(DIRECTIONS FOR THIS TASK):
How many lines of the data include the string "stay"? State the number and nothing else.

(MATERIAL FOR THIS TASK):
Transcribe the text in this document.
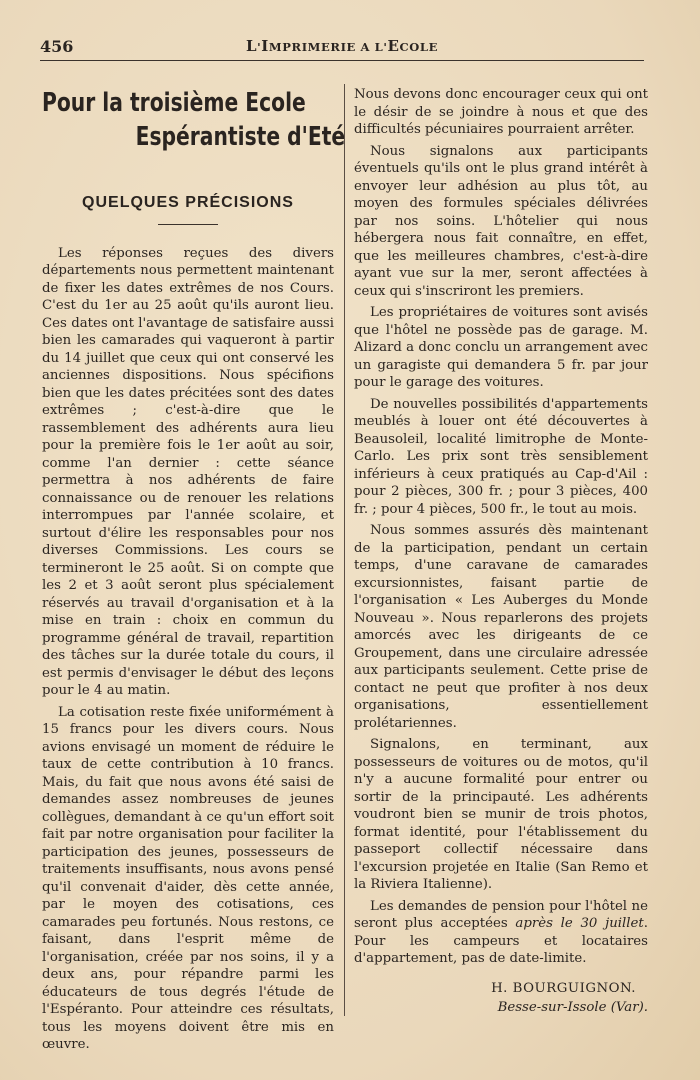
456	L'IMPRIMERIE A L'ECOLE
Pour la troisième Ecole
Espérantiste d'Eté
QUELQUES PRÉCISIONS

Les réponses reçues des divers départements nous permettent maintenant de fixer les dates extrêmes de nos Cours. C'est du 1er au 25 août qu'ils auront lieu. Ces dates ont l'avantage de satisfaire aussi bien les camarades qui vaqueront à partir du 14 juillet que ceux qui ont conservé les anciennes dispositions. Nous spécifions bien que les dates précitées sont des dates extrêmes ; c'est-à-dire que le rassemblement des adhérents aura lieu pour la première fois le 1er août au soir, comme l'an dernier : cette séance permettra à nos adhérents de faire connaissance ou de renouer les relations interrompues par l'année scolaire, et surtout d'élire les responsables pour nos diverses Commissions. Les cours se termineront le 25 août. Si on compte que les 2 et 3 août seront plus spécialement réservés au travail d'organisation et à la mise en train : choix en commun du programme général de travail, repartition des tâches sur la durée totale du cours, il est permis d'envisager le début des leçons pour le 4 au matin.

La cotisation reste fixée uniformément à 15 francs pour les divers cours. Nous avions envisagé un moment de réduire le taux de cette contribution à 10 francs. Mais, du fait que nous avons été saisi de demandes assez nombreuses de jeunes collègues, demandant à ce qu'un effort soit fait par notre organisation pour faciliter la participation des jeunes, possesseurs de traitements insuffisants, nous avons pensé qu'il convenait d'aider, dès cette année, par le moyen des cotisations, ces camarades peu fortunés. Nous restons, ce faisant, dans l'esprit même de l'organisation, créée par nos soins, il y a deux ans, pour répandre parmi les éducateurs de tous degrés l'étude de l'Espéranto. Pour atteindre ces résultats, tous les moyens doivent être mis en œuvre.

Nous devons donc encourager ceux qui ont le désir de se joindre à nous et que des difficultés pécuniaires pourraient arrêter.

Nous signalons aux participants éventuels qu'ils ont le plus grand intérêt à envoyer leur adhésion au plus tôt, au moyen des formules spéciales délivrées par nos soins. L'hôtelier qui nous hébergera nous fait connaître, en effet, que les meilleures chambres, c'est-à-dire ayant vue sur la mer, seront affectées à ceux qui s'inscriront les premiers.

Les propriétaires de voitures sont avisés que l'hôtel ne possède pas de garage. M. Alizard a donc conclu un arrangement avec un garagiste qui demandera 5 fr. par jour pour le garage des voitures.

De nouvelles possibilités d'appartements meublés à louer ont été découvertes à Beausoleil, localité limitrophe de Monte-Carlo. Les prix sont très sensiblement inférieurs à ceux pratiqués au Cap-d'Ail : pour 2 pièces, 300 fr. ; pour 3 pièces, 400 fr. ; pour 4 pièces, 500 fr., le tout au mois.

Nous sommes assurés dès maintenant de la participation, pendant un certain temps, d'une caravane de camarades excursionnistes, faisant partie de l'organisation « Les Auberges du Monde Nouveau ». Nous reparlerons des projets amorcés avec les dirigeants de ce Groupement, dans une circulaire adressée aux participants seulement. Cette prise de contact ne peut que profiter à nos deux organisations, essentiellement prolétariennes.

Signalons, en terminant, aux possesseurs de voitures ou de motos, qu'il n'y a aucune formalité pour entrer ou sortir de la principauté. Les adhérents voudront bien se munir de trois photos, format identité, pour l'établissement du passeport collectif nécessaire dans l'excursion projetée en Italie (San Remo et la Riviera Italienne).

Les demandes de pension pour l'hôtel ne seront plus acceptées après le 30 juillet. Pour les campeurs et locataires d'appartement, pas de date-limite.

H. BOURGUIGNON.
Besse-sur-Issole (Var).
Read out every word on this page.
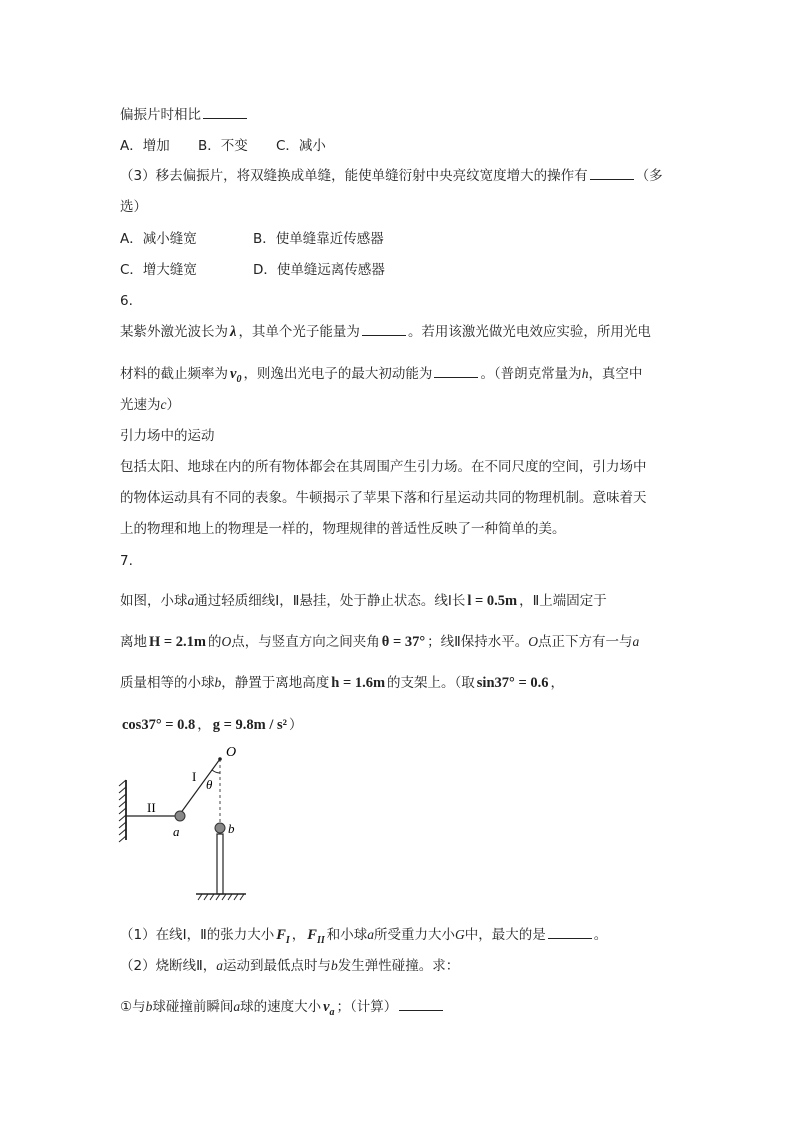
偏振片时相比
A．增加 B．不变 C．减小
（3）移去偏振片，将双缝换成单缝，能使单缝衍射中央亮纹宽度增大的操作有	（多
选）
A．减小缝宽	B．使单缝靠近传感器
C．增大缝宽	D．使单缝远离传感器
6.
某紫外激光波长为 λ ，其单个光子能量为	。若用该激光做光电效应实验，所用光电
材料的截止频率为 $\nu_0$ ，则逸出光电子的最大初动能为	。（普朗克常量为h，真空中
光速为c）
引力场中的运动
包括太阳、地球在内的所有物体都会在其周围产生引力场。在不同尺度的空间，引力场中
的物体运动具有不同的表象。牛顿揭示了苹果下落和行星运动共同的物理机制。意味着天
上的物理和地上的物理是一样的，物理规律的普适性反映了一种简单的美。
7.
如图，小球a通过轻质细线Ⅰ，Ⅱ悬挂，处于静止状态。线Ⅰ长 l = 0.5m ，Ⅱ上端固定于
离地 H = 2.1m 的O点，与竖直方向之间夹角 θ = 37° ；线Ⅱ保持水平。O点正下方有一与a
质量相等的小球b，静置于离地高度 h = 1.6m 的支架上。（取 sin37° = 0.6 ，
cos37° = 0.8 ， g = 9.8m / s² ）
O
I
θ
II
a	b
（1）在线Ⅰ，Ⅱ的张力大小 $F_I$ ， $F_{II}$ 和小球a所受重力大小G中，最大的是	。
（2）烧断线Ⅱ，a运动到最低点时与b发生弹性碰撞。求：
①与b球碰撞前瞬间a球的速度大小 $v_a$ ；（计算）
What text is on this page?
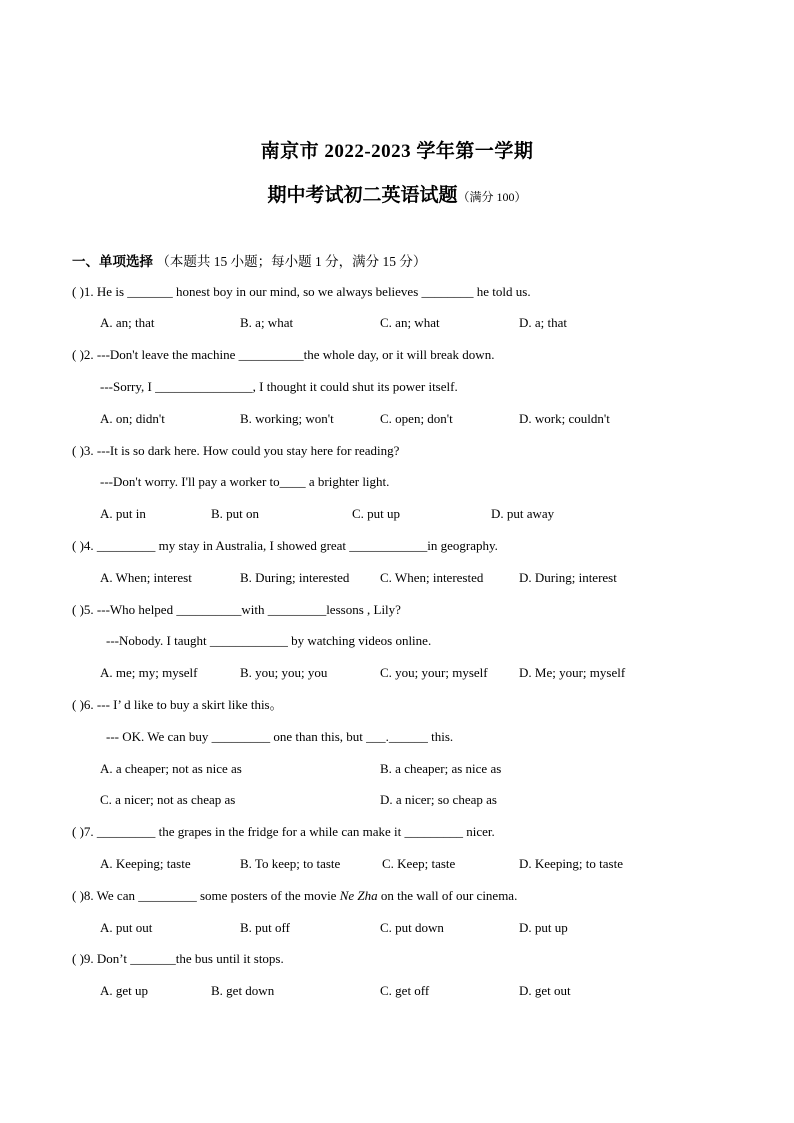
南京市 2022-2023 学年第一学期
期中考试初二英语试题（满分 100）
一、单项选择 （本题共 15 小题；每小题 1 分，满分 15 分）
( )1. He is _______ honest boy in our mind, so we always believes ________ he told us.
A. an; that	B. a; what	C. an; what	D. a; that
( )2. ---Don't leave the machine __________the whole day, or it will break down.
---Sorry, I _______________, I thought it could shut its power itself.
A. on; didn't	B. working; won't	C. open; don't	D. work; couldn't
( )3. ---It is so dark here. How could you stay here for reading?
---Don't worry. I'll pay a worker to____ a brighter light.
A. put in	B. put on	C. put up	D. put away
( )4. _________ my stay in Australia, I showed great ____________in geography.
A. When; interest	B. During; interested C. When; interested	D. During; interest
( )5. ---Who helped __________with _________lessons , Lily?
---Nobody. I taught ____________ by watching videos online.
A. me; my; myself	B. you; you; you	C. you; your; myself D. Me; your; myself
( )6. --- I’ d like to buy a skirt like this。
--- OK. We can buy _________ one than this, but ___.______ this.
A. a cheaper; not as nice as	B. a cheaper; as nice as
C. a nicer; not as cheap as	D. a nicer; so cheap as
( )7. _________ the grapes in the fridge for a while can make it _________ nicer.
A. Keeping; taste	B. To keep; to taste	C. Keep; taste	D. Keeping; to taste
( )8. We can _________ some posters of the movie Ne Zha on the wall of our cinema.
A. put out	B. put off	C. put down	D. put up
( )9. Don’t _______the bus until it stops.
A. get up	B. get down	C. get off	D. get out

(EXERCISE RESPONSE):
2